## What needs to be done
Please count the lines in the data below that contain the string "cloud", where case counts, and give only that number.

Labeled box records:
[start]

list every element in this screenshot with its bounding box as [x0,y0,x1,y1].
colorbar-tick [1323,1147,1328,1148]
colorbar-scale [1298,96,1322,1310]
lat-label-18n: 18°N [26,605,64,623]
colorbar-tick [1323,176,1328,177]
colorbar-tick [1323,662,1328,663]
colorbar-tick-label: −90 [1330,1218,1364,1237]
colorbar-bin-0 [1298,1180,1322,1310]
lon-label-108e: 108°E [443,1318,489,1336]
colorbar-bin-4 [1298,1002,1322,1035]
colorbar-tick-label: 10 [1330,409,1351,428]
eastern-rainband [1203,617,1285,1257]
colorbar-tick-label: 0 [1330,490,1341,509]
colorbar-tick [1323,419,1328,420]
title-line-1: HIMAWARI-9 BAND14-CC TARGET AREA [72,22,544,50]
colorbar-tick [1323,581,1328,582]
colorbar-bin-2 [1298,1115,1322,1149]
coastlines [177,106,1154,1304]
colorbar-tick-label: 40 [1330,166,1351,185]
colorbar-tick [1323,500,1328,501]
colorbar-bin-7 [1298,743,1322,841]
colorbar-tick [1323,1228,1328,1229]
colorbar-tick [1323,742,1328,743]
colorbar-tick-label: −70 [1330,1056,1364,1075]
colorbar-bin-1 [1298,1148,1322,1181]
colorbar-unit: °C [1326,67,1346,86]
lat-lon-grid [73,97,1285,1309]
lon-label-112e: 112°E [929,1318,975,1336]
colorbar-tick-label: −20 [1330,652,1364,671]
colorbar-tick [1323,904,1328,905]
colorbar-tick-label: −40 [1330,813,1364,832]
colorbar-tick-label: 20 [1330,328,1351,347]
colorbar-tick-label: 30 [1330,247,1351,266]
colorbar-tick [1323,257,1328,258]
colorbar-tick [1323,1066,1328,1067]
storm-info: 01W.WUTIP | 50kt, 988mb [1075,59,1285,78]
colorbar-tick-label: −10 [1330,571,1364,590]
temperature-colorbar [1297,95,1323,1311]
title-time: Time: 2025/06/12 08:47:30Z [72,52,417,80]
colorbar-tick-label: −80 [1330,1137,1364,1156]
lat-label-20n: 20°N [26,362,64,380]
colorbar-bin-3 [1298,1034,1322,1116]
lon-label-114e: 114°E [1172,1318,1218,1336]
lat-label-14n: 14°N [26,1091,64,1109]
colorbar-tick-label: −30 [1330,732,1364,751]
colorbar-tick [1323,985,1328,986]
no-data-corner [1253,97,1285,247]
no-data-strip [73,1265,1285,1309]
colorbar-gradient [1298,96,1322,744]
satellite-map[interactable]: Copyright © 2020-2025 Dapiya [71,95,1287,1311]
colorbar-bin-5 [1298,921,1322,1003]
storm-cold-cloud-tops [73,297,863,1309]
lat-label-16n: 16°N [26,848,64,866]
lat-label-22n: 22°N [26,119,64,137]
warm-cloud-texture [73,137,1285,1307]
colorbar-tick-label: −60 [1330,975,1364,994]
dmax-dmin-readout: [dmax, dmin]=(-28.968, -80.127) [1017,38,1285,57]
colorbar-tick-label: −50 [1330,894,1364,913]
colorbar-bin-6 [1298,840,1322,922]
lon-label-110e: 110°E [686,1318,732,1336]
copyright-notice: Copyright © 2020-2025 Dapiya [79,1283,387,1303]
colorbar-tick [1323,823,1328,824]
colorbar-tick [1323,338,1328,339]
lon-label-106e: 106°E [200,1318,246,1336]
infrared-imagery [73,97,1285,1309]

[end]

## Output for this exercise
2